#### Exercise details:
Reproduce all of the records exactly.
----------
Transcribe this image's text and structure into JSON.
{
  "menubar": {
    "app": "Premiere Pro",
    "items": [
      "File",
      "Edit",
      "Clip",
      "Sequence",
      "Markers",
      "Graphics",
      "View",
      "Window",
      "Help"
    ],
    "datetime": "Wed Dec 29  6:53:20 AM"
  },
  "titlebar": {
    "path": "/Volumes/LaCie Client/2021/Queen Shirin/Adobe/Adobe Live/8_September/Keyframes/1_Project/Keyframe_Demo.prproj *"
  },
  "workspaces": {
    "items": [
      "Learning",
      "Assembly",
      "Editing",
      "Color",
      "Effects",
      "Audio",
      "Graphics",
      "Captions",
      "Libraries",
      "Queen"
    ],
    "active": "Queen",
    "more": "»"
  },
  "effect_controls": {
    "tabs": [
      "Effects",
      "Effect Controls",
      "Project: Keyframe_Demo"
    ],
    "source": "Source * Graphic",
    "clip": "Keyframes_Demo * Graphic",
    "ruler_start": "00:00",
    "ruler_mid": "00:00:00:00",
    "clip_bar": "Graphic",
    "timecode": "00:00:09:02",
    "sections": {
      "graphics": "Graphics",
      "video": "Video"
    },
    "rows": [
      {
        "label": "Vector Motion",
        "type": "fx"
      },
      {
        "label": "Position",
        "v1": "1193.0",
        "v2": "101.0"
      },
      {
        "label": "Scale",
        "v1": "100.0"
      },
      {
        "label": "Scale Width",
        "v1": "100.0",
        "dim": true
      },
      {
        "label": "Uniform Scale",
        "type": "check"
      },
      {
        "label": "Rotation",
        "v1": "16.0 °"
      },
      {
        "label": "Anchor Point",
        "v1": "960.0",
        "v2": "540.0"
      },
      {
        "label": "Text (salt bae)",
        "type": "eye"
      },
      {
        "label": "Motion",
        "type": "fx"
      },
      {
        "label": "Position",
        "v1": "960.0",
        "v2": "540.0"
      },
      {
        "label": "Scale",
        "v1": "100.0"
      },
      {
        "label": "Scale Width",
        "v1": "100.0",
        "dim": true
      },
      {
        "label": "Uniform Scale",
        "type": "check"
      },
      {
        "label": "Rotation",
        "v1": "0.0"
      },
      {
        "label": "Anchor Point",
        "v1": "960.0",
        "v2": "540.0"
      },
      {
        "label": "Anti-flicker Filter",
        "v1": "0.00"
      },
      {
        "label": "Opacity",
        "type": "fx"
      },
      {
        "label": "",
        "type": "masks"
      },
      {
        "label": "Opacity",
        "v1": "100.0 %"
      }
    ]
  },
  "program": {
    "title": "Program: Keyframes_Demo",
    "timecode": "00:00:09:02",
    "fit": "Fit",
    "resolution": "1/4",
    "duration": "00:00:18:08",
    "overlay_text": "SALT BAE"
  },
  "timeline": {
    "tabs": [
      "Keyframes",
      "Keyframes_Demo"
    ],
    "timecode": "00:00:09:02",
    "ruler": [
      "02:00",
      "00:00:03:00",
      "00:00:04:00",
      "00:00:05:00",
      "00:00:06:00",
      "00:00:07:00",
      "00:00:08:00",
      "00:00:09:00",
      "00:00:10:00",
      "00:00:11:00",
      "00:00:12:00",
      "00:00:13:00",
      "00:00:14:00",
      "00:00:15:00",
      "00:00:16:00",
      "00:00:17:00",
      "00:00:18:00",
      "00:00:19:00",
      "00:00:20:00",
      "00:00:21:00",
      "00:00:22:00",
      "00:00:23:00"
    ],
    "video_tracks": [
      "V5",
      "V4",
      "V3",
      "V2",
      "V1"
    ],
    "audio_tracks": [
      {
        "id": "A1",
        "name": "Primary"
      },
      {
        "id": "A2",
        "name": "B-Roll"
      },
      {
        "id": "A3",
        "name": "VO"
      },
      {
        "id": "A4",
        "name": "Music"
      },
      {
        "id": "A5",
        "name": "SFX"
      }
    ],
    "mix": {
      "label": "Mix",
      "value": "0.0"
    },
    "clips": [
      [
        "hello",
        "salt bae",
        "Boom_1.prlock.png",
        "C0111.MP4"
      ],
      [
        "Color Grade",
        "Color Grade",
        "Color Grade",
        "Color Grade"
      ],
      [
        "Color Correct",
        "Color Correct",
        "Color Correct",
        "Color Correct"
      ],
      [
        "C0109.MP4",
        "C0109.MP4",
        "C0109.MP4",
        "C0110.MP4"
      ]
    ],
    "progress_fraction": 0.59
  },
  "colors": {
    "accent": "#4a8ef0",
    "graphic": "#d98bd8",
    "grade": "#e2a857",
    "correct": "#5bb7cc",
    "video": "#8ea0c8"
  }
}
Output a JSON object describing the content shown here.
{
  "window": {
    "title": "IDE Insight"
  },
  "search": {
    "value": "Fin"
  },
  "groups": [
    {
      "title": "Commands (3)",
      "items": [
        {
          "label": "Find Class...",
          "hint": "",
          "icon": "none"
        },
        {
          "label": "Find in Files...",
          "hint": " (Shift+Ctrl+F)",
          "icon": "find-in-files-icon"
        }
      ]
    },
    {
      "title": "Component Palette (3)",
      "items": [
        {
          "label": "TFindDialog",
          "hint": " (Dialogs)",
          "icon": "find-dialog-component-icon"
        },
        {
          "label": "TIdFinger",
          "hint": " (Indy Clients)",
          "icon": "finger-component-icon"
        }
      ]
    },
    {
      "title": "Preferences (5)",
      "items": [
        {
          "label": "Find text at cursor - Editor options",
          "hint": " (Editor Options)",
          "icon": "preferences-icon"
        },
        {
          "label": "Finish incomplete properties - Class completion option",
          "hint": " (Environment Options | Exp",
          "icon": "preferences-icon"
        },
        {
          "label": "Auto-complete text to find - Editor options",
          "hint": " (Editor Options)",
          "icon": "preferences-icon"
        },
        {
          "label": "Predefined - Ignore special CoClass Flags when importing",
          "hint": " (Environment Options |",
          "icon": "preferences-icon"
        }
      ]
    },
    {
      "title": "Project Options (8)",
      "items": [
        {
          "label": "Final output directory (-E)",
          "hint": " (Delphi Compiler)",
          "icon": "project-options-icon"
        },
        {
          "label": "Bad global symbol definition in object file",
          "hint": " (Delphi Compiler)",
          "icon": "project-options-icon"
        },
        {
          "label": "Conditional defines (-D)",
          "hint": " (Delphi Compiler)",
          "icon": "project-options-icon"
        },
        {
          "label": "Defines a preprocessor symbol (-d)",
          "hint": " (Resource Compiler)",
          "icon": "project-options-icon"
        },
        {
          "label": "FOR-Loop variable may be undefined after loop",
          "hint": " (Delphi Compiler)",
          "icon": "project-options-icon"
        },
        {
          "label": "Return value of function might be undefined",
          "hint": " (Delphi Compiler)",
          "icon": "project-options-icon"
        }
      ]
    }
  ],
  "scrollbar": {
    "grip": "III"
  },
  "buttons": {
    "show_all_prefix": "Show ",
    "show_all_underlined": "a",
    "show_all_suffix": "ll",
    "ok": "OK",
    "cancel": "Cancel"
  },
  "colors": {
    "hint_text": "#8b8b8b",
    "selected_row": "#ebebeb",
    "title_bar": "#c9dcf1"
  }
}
----------
#### Completed exercise:
Transcribe this image's text and structure into JSON.
{
  "menubar": {
    "app": "Premiere Pro",
    "items": [
      "File",
      "Edit",
      "Clip",
      "Sequence",
      "Markers",
      "Graphics",
      "View",
      "Window",
      "Help"
    ],
    "datetime": "Wed Dec 29  6:53:20 AM"
  },
  "titlebar": {
    "path": "/Volumes/LaCie Client/2021/Queen Shirin/Adobe/Adobe Live/8_September/Keyframes/1_Project/Keyframe_Demo.prproj *"
  },
  "workspaces": {
    "items": [
      "Learning",
      "Assembly",
      "Editing",
      "Color",
      "Effects",
      "Audio",
      "Graphics",
      "Captions",
      "Libraries",
      "Queen"
    ],
    "active": "Queen",
    "more": "»"
  },
  "effect_controls": {
    "tabs": [
      "Effects",
      "Effect Controls",
      "Project: Keyframe_Demo"
    ],
    "source": "Source * Graphic",
    "clip": "Keyframes_Demo * Graphic",
    "ruler_start": "00:00",
    "ruler_mid": "00:00:00:00",
    "clip_bar": "Graphic",
    "timecode": "00:00:09:02",
    "sections": {
      "graphics": "Graphics",
      "video": "Video"
    },
    "rows": [
      {
        "label": "Vector Motion",
        "type": "fx"
      },
      {
        "label": "Position",
        "v1": "1193.0",
        "v2": "101.0"
      },
      {
        "label": "Scale",
        "v1": "100.0"
      },
      {
        "label": "Scale Width",
        "v1": "100.0",
        "dim": true
      },
      {
        "label": "Uniform Scale",
        "type": "check"
      },
      {
        "label": "Rotation",
        "v1": "16.0 °"
      },
      {
        "label": "Anchor Point",
        "v1": "960.0",
        "v2": "540.0"
      },
      {
        "label": "Text (salt bae)",
        "type": "eye"
      },
      {
        "label": "Motion",
        "type": "fx"
      },
      {
        "label": "Position",
        "v1": "960.0",
        "v2": "540.0"
      },
      {
        "label": "Scale",
        "v1": "100.0"
      },
      {
        "label": "Scale Width",
        "v1": "100.0",
        "dim": true
      },
      {
        "label": "Uniform Scale",
        "type": "check"
      },
      {
        "label": "Rotation",
        "v1": "0.0"
      },
      {
        "label": "Anchor Point",
        "v1": "960.0",
        "v2": "540.0"
      },
      {
        "label": "Anti-flicker Filter",
        "v1": "0.00"
      },
      {
        "label": "Opacity",
        "type": "fx"
      },
      {
        "label": "",
        "type": "masks"
      },
      {
        "label": "Opacity",
        "v1": "100.0 %"
      }
    ]
  },
  "program": {
    "title": "Program: Keyframes_Demo",
    "timecode": "00:00:09:02",
    "fit": "Fit",
    "resolution": "1/4",
    "duration": "00:00:18:08",
    "overlay_text": "SALT BAE"
  },
  "timeline": {
    "tabs": [
      "Keyframes",
      "Keyframes_Demo"
    ],
    "timecode": "00:00:09:02",
    "ruler": [
      "02:00",
      "00:00:03:00",
      "00:00:04:00",
      "00:00:05:00",
      "00:00:06:00",
      "00:00:07:00",
      "00:00:08:00",
      "00:00:09:00",
      "00:00:10:00",
      "00:00:11:00",
      "00:00:12:00",
      "00:00:13:00",
      "00:00:14:00",
      "00:00:15:00",
      "00:00:16:00",
      "00:00:17:00",
      "00:00:18:00",
      "00:00:19:00",
      "00:00:20:00",
      "00:00:21:00",
      "00:00:22:00",
      "00:00:23:00"
    ],
    "video_tracks": [
      "V5",
      "V4",
      "V3",
      "V2",
      "V1"
    ],
    "audio_tracks": [
      {
        "id": "A1",
        "name": "Primary"
      },
      {
        "id": "A2",
        "name": "B-Roll"
      },
      {
        "id": "A3",
        "name": "VO"
      },
      {
        "id": "A4",
        "name": "Music"
      },
      {
        "id": "A5",
        "name": "SFX"
      }
    ],
    "mix": {
      "label": "Mix",
      "value": "0.0"
    },
    "clips": [
      [
        "hello",
        "salt bae",
        "Boom_1.prlock.png",
        "C0111.MP4"
      ],
      [
        "Color Grade",
        "Color Grade",
        "Color Grade",
        "Color Grade"
      ],
      [
        "Color Correct",
        "Color Correct",
        "Color Correct",
        "Color Correct"
      ],
      [
        "C0109.MP4",
        "C0109.MP4",
        "C0109.MP4",
        "C0110.MP4"
      ]
    ],
    "progress_fraction": 0.59
  },
  "colors": {
    "accent": "#4a8ef0",
    "graphic": "#d98bd8",
    "grade": "#e2a857",
    "correct": "#5bb7cc",
    "video": "#8ea0c8"
  }
}
Output a JSON object describing the content shown here.
{
  "window": {
    "title": "IDE Insight"
  },
  "search": {
    "value": "Fin"
  },
  "groups": [
    {
      "title": "Commands (3)",
      "items": [
        {
          "label": "Find Class...",
          "hint": "",
          "icon": "none"
        },
        {
          "label": "Find in Files...",
          "hint": " (Shift+Ctrl+F)",
          "icon": "find-in-files-icon"
        }
      ]
    },
    {
      "title": "Component Palette (3)",
      "items": [
        {
          "label": "TFindDialog",
          "hint": " (Dialogs)",
          "icon": "find-dialog-component-icon"
        },
        {
          "label": "TIdFinger",
          "hint": " (Indy Clients)",
          "icon": "finger-component-icon"
        }
      ]
    },
    {
      "title": "Preferences (5)",
      "items": [
        {
          "label": "Find text at cursor - Editor options",
          "hint": " (Editor Options)",
          "icon": "preferences-icon"
        },
        {
          "label": "Finish incomplete properties - Class completion option",
          "hint": " (Environment Options | Exp",
          "icon": "preferences-icon"
        },
        {
          "label": "Auto-complete text to find - Editor options",
          "hint": " (Editor Options)",
          "icon": "preferences-icon"
        },
        {
          "label": "Predefined - Ignore special CoClass Flags when importing",
          "hint": " (Environment Options |",
          "icon": "preferences-icon"
        }
      ]
    },
    {
      "title": "Project Options (8)",
      "items": [
        {
          "label": "Final output directory (-E)",
          "hint": " (Delphi Compiler)",
          "icon": "project-options-icon"
        },
        {
          "label": "Bad global symbol definition in object file",
          "hint": " (Delphi Compiler)",
          "icon": "project-options-icon"
        },
        {
          "label": "Conditional defines (-D)",
          "hint": " (Delphi Compiler)",
          "icon": "project-options-icon"
        },
        {
          "label": "Defines a preprocessor symbol (-d)",
          "hint": " (Resource Compiler)",
          "icon": "project-options-icon"
        },
        {
          "label": "FOR-Loop variable may be undefined after loop",
          "hint": " (Delphi Compiler)",
          "icon": "project-options-icon"
        },
        {
          "label": "Return value of function might be undefined",
          "hint": " (Delphi Compiler)",
          "icon": "project-options-icon"
        }
      ]
    }
  ],
  "scrollbar": {
    "grip": "III"
  },
  "buttons": {
    "show_all_prefix": "Show ",
    "show_all_underlined": "a",
    "show_all_suffix": "ll",
    "ok": "OK",
    "cancel": "Cancel"
  },
  "colors": {
    "hint_text": "#8b8b8b",
    "selected_row": "#ebebeb",
    "title_bar": "#c9dcf1"
  }
}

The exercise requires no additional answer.